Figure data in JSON
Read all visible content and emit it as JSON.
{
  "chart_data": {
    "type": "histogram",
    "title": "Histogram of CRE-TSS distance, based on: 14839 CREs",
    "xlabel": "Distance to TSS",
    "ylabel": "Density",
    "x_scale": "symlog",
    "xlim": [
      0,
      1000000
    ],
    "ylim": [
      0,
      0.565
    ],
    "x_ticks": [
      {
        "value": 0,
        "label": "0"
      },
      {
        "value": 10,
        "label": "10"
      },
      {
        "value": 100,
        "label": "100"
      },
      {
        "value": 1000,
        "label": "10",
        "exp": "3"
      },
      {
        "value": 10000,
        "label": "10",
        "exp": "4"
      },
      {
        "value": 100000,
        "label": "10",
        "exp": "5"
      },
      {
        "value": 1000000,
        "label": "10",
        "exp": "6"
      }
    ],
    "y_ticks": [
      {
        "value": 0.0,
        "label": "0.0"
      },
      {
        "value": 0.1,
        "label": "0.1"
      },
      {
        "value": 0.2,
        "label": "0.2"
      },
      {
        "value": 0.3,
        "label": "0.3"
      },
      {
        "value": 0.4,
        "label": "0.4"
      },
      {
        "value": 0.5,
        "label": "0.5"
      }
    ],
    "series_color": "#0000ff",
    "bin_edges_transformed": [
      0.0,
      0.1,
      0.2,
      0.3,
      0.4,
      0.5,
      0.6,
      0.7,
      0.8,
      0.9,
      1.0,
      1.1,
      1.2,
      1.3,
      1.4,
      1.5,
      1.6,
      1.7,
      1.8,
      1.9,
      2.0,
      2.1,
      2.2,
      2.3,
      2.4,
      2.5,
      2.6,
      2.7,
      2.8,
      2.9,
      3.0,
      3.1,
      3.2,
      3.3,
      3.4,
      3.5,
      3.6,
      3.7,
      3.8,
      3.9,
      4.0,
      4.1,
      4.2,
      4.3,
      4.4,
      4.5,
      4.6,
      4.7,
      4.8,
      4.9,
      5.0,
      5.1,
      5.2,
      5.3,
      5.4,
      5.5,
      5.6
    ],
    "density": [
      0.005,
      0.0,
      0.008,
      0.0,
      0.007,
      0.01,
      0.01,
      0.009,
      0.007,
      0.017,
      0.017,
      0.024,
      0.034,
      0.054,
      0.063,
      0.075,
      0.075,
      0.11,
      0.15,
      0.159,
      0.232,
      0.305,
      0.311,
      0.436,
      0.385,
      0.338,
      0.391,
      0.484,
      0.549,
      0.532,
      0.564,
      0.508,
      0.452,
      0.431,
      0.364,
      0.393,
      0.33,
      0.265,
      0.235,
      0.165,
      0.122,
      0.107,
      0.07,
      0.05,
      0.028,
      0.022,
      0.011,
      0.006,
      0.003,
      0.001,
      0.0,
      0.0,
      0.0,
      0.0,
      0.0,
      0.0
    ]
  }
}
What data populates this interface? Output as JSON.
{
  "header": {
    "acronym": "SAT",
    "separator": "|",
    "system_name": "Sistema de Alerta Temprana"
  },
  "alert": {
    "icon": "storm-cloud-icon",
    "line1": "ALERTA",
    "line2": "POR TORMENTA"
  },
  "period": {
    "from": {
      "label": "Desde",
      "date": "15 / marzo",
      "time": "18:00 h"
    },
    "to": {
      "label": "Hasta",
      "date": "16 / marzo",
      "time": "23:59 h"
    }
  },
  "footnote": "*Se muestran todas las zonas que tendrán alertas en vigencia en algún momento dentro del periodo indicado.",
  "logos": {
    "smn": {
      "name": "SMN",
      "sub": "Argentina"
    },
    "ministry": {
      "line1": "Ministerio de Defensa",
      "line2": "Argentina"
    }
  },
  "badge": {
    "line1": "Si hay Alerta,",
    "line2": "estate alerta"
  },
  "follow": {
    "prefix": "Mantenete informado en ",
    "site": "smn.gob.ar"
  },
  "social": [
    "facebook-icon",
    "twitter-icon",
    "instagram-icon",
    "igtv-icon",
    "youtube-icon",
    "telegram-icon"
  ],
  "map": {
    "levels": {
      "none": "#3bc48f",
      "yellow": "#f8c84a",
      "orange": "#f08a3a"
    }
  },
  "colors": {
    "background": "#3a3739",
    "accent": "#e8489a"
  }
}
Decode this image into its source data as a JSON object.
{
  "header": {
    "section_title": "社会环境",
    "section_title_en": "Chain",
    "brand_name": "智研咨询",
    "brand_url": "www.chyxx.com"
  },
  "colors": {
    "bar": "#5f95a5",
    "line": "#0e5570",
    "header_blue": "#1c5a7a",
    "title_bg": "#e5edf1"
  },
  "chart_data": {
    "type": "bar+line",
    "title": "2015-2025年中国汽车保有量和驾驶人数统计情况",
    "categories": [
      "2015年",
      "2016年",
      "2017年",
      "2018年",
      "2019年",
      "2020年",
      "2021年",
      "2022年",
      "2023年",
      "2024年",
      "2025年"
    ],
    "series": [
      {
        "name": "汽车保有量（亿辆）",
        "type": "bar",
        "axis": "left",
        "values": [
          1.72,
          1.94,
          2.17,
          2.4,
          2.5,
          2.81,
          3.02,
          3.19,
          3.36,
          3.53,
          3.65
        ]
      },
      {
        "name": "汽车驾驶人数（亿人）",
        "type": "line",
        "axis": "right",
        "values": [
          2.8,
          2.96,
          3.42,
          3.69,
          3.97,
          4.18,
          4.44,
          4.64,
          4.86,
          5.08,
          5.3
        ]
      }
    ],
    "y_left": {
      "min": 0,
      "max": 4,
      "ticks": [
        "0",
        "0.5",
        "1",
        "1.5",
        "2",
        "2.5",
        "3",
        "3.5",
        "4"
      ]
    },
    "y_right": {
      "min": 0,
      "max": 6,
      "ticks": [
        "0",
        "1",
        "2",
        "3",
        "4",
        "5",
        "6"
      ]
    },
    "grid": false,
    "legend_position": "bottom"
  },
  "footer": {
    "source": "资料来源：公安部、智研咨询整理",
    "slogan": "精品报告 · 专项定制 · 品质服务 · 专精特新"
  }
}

#### Exercise description:
Repeat each entry word for word.

#### Task answer:
Read all visible content and emit it as JSON.
{
  "chart_data": {
    "type": "histogram",
    "title": "Histogram of CRE-TSS distance, based on: 14839 CREs",
    "xlabel": "Distance to TSS",
    "ylabel": "Density",
    "x_scale": "symlog",
    "xlim": [
      0,
      1000000
    ],
    "ylim": [
      0,
      0.565
    ],
    "x_ticks": [
      {
        "value": 0,
        "label": "0"
      },
      {
        "value": 10,
        "label": "10"
      },
      {
        "value": 100,
        "label": "100"
      },
      {
        "value": 1000,
        "label": "10",
        "exp": "3"
      },
      {
        "value": 10000,
        "label": "10",
        "exp": "4"
      },
      {
        "value": 100000,
        "label": "10",
        "exp": "5"
      },
      {
        "value": 1000000,
        "label": "10",
        "exp": "6"
      }
    ],
    "y_ticks": [
      {
        "value": 0.0,
        "label": "0.0"
      },
      {
        "value": 0.1,
        "label": "0.1"
      },
      {
        "value": 0.2,
        "label": "0.2"
      },
      {
        "value": 0.3,
        "label": "0.3"
      },
      {
        "value": 0.4,
        "label": "0.4"
      },
      {
        "value": 0.5,
        "label": "0.5"
      }
    ],
    "series_color": "#0000ff",
    "bin_edges_transformed": [
      0.0,
      0.1,
      0.2,
      0.3,
      0.4,
      0.5,
      0.6,
      0.7,
      0.8,
      0.9,
      1.0,
      1.1,
      1.2,
      1.3,
      1.4,
      1.5,
      1.6,
      1.7,
      1.8,
      1.9,
      2.0,
      2.1,
      2.2,
      2.3,
      2.4,
      2.5,
      2.6,
      2.7,
      2.8,
      2.9,
      3.0,
      3.1,
      3.2,
      3.3,
      3.4,
      3.5,
      3.6,
      3.7,
      3.8,
      3.9,
      4.0,
      4.1,
      4.2,
      4.3,
      4.4,
      4.5,
      4.6,
      4.7,
      4.8,
      4.9,
      5.0,
      5.1,
      5.2,
      5.3,
      5.4,
      5.5,
      5.6
    ],
    "density": [
      0.005,
      0.0,
      0.008,
      0.0,
      0.007,
      0.01,
      0.01,
      0.009,
      0.007,
      0.017,
      0.017,
      0.024,
      0.034,
      0.054,
      0.063,
      0.075,
      0.075,
      0.11,
      0.15,
      0.159,
      0.232,
      0.305,
      0.311,
      0.436,
      0.385,
      0.338,
      0.391,
      0.484,
      0.549,
      0.532,
      0.564,
      0.508,
      0.452,
      0.431,
      0.364,
      0.393,
      0.33,
      0.265,
      0.235,
      0.165,
      0.122,
      0.107,
      0.07,
      0.05,
      0.028,
      0.022,
      0.011,
      0.006,
      0.003,
      0.001,
      0.0,
      0.0,
      0.0,
      0.0,
      0.0,
      0.0
    ]
  }
}
What data populates this interface? Output as JSON.
{
  "header": {
    "acronym": "SAT",
    "separator": "|",
    "system_name": "Sistema de Alerta Temprana"
  },
  "alert": {
    "icon": "storm-cloud-icon",
    "line1": "ALERTA",
    "line2": "POR TORMENTA"
  },
  "period": {
    "from": {
      "label": "Desde",
      "date": "15 / marzo",
      "time": "18:00 h"
    },
    "to": {
      "label": "Hasta",
      "date": "16 / marzo",
      "time": "23:59 h"
    }
  },
  "footnote": "*Se muestran todas las zonas que tendrán alertas en vigencia en algún momento dentro del periodo indicado.",
  "logos": {
    "smn": {
      "name": "SMN",
      "sub": "Argentina"
    },
    "ministry": {
      "line1": "Ministerio de Defensa",
      "line2": "Argentina"
    }
  },
  "badge": {
    "line1": "Si hay Alerta,",
    "line2": "estate alerta"
  },
  "follow": {
    "prefix": "Mantenete informado en ",
    "site": "smn.gob.ar"
  },
  "social": [
    "facebook-icon",
    "twitter-icon",
    "instagram-icon",
    "igtv-icon",
    "youtube-icon",
    "telegram-icon"
  ],
  "map": {
    "levels": {
      "none": "#3bc48f",
      "yellow": "#f8c84a",
      "orange": "#f08a3a"
    }
  },
  "colors": {
    "background": "#3a3739",
    "accent": "#e8489a"
  }
}
Decode this image into its source data as a JSON object.
{
  "header": {
    "section_title": "社会环境",
    "section_title_en": "Chain",
    "brand_name": "智研咨询",
    "brand_url": "www.chyxx.com"
  },
  "colors": {
    "bar": "#5f95a5",
    "line": "#0e5570",
    "header_blue": "#1c5a7a",
    "title_bg": "#e5edf1"
  },
  "chart_data": {
    "type": "bar+line",
    "title": "2015-2025年中国汽车保有量和驾驶人数统计情况",
    "categories": [
      "2015年",
      "2016年",
      "2017年",
      "2018年",
      "2019年",
      "2020年",
      "2021年",
      "2022年",
      "2023年",
      "2024年",
      "2025年"
    ],
    "series": [
      {
        "name": "汽车保有量（亿辆）",
        "type": "bar",
        "axis": "left",
        "values": [
          1.72,
          1.94,
          2.17,
          2.4,
          2.5,
          2.81,
          3.02,
          3.19,
          3.36,
          3.53,
          3.65
        ]
      },
      {
        "name": "汽车驾驶人数（亿人）",
        "type": "line",
        "axis": "right",
        "values": [
          2.8,
          2.96,
          3.42,
          3.69,
          3.97,
          4.18,
          4.44,
          4.64,
          4.86,
          5.08,
          5.3
        ]
      }
    ],
    "y_left": {
      "min": 0,
      "max": 4,
      "ticks": [
        "0",
        "0.5",
        "1",
        "1.5",
        "2",
        "2.5",
        "3",
        "3.5",
        "4"
      ]
    },
    "y_right": {
      "min": 0,
      "max": 6,
      "ticks": [
        "0",
        "1",
        "2",
        "3",
        "4",
        "5",
        "6"
      ]
    },
    "grid": false,
    "legend_position": "bottom"
  },
  "footer": {
    "source": "资料来源：公安部、智研咨询整理",
    "slogan": "精品报告 · 专项定制 · 品质服务 · 专精特新"
  }
}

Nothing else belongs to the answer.